(Work to be completed) Single out the lines of the material that contain "sept" and copy them.

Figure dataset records
>>>>>

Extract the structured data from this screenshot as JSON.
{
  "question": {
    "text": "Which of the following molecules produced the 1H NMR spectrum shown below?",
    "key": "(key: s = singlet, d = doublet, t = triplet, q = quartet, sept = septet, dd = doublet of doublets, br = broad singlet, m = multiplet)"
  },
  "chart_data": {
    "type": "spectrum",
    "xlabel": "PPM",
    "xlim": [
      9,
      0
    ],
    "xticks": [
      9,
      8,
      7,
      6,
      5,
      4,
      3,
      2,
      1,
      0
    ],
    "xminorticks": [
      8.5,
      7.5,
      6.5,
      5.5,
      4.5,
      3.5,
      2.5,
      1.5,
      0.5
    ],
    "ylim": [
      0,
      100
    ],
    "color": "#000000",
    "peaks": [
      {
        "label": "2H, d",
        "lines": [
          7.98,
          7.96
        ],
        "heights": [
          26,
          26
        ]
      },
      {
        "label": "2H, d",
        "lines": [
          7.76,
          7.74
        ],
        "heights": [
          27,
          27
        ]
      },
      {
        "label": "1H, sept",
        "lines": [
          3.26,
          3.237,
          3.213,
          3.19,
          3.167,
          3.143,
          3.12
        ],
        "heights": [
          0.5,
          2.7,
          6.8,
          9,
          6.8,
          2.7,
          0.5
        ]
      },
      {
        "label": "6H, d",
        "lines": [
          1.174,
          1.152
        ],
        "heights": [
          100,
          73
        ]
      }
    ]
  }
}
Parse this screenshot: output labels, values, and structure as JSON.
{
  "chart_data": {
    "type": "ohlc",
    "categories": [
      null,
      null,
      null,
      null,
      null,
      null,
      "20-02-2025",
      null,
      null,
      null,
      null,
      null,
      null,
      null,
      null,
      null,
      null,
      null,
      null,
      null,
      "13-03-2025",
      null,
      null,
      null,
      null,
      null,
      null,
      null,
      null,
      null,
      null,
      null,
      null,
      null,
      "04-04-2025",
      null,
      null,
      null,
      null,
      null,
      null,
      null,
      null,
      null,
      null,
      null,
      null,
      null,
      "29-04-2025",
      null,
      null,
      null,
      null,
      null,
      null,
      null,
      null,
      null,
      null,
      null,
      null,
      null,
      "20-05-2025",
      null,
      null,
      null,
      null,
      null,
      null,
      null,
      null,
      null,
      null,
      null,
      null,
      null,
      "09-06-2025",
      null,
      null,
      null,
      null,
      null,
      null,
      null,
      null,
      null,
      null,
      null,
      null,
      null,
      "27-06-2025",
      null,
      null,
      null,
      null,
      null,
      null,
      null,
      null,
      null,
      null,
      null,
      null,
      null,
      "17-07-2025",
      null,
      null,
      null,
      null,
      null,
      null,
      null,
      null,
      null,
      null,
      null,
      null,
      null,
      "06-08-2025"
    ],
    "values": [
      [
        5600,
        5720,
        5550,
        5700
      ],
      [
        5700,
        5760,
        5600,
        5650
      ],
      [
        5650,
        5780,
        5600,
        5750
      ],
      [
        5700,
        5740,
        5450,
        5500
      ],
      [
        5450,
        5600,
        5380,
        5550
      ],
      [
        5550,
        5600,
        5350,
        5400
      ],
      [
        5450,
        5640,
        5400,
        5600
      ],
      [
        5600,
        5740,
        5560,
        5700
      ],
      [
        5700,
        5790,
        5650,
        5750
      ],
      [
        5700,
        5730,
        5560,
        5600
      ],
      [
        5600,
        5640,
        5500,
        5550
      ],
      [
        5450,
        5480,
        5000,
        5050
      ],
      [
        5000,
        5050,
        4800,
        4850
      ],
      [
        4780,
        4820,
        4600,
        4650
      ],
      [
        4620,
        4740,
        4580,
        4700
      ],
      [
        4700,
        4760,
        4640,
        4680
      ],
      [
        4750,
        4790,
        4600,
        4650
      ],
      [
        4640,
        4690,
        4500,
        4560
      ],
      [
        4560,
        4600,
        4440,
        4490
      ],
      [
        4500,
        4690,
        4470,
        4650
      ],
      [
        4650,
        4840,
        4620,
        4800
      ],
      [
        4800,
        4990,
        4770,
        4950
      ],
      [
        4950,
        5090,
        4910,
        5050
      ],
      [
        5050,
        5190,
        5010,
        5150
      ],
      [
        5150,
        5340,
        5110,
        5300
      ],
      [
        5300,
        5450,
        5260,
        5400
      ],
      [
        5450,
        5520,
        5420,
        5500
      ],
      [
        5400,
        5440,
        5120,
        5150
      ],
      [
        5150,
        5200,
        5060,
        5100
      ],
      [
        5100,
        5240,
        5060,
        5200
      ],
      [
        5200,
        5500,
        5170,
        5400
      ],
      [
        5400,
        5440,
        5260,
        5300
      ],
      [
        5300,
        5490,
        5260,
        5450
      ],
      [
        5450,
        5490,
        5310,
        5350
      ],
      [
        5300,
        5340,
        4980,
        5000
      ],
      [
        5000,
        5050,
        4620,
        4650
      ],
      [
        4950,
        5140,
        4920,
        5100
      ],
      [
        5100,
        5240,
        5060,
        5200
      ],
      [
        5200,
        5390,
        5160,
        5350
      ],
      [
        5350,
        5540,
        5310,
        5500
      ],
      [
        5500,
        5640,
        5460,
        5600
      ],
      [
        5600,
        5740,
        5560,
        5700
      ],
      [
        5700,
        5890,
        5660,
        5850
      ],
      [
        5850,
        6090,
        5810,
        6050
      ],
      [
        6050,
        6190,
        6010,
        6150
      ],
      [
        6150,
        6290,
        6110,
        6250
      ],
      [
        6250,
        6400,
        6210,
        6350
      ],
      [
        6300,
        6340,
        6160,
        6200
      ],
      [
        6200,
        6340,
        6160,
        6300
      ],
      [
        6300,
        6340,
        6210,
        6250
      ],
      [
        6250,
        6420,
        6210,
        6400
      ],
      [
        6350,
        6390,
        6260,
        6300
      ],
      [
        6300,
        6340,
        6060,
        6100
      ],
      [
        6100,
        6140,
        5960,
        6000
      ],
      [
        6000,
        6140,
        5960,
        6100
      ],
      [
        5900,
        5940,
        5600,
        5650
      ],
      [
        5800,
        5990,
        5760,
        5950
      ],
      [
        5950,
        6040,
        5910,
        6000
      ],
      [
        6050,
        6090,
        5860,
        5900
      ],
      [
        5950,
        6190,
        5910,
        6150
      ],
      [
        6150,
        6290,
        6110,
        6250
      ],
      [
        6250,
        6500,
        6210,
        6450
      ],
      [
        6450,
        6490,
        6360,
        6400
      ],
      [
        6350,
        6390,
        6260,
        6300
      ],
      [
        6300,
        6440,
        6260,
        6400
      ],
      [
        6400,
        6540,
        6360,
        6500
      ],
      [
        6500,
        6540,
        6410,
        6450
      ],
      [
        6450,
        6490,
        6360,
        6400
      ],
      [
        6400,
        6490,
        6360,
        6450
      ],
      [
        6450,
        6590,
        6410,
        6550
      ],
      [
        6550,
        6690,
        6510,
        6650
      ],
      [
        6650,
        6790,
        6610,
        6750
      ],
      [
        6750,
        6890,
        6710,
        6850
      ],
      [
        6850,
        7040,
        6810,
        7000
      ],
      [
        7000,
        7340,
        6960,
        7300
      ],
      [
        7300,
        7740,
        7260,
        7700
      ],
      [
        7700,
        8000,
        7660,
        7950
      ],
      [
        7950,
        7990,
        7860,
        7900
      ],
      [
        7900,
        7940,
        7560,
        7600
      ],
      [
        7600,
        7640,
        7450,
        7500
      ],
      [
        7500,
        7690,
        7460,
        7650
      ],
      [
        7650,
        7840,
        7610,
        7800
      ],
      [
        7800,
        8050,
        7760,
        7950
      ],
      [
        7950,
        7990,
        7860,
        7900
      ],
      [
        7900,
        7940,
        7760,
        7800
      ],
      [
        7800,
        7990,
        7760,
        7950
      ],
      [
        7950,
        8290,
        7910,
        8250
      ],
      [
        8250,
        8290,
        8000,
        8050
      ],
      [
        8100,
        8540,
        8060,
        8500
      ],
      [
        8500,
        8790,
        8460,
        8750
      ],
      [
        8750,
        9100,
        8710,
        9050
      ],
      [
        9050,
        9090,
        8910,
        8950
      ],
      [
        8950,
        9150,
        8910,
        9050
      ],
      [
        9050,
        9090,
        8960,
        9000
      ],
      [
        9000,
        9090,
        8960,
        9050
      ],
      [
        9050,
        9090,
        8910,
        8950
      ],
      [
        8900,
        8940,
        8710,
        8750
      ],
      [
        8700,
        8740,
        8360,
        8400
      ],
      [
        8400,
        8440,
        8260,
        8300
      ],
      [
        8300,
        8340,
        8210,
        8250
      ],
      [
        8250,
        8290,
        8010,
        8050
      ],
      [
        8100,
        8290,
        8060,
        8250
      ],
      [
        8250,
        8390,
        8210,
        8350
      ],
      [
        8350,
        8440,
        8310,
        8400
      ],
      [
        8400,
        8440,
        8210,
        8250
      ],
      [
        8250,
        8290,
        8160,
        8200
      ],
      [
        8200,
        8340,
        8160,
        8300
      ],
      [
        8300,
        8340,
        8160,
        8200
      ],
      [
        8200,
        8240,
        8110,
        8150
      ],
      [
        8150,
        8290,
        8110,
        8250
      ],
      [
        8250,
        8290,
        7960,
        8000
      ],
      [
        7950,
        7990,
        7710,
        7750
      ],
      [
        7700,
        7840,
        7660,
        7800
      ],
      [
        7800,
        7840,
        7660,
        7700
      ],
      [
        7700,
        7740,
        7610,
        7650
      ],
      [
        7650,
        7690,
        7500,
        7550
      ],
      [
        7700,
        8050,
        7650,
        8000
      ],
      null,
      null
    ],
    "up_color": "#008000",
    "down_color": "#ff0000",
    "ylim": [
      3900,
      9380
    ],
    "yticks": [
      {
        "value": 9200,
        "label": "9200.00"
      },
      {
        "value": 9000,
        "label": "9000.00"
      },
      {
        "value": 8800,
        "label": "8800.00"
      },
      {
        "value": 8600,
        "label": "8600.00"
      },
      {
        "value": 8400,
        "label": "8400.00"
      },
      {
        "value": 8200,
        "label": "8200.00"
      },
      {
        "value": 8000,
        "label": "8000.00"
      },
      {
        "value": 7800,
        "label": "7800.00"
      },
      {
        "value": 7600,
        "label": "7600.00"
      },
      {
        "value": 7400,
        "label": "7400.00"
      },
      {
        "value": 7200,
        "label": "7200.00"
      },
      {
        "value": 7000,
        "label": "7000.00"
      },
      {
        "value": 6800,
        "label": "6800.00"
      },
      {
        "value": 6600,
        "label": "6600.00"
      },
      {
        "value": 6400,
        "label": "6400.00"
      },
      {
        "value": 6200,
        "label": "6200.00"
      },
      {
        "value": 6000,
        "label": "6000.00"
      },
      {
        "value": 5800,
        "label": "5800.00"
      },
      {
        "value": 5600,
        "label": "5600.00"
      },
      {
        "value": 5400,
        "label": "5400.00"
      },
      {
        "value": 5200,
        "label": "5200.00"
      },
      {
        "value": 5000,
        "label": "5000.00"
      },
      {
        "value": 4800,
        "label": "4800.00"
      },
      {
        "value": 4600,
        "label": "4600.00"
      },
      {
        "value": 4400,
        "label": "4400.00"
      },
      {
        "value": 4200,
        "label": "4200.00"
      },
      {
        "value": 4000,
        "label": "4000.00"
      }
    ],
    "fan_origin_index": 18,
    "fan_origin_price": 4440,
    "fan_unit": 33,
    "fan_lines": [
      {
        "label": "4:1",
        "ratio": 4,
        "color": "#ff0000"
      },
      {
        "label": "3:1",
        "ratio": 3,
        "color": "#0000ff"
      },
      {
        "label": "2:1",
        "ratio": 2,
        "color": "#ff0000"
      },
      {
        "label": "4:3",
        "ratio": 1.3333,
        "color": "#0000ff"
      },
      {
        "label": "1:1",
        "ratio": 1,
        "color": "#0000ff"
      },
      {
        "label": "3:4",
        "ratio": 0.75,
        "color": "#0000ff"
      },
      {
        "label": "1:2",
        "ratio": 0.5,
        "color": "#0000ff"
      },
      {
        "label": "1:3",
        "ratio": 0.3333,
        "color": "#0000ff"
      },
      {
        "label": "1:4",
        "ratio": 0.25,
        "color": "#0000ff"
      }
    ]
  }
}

<<<<<

(Written answer)
    "key": "(key: s = singlet, d = doublet, t = triplet, q = quartet, sept = septet, dd = doublet of doublets, br = broad singlet, m = multiplet)"
        "label": "1H, sept",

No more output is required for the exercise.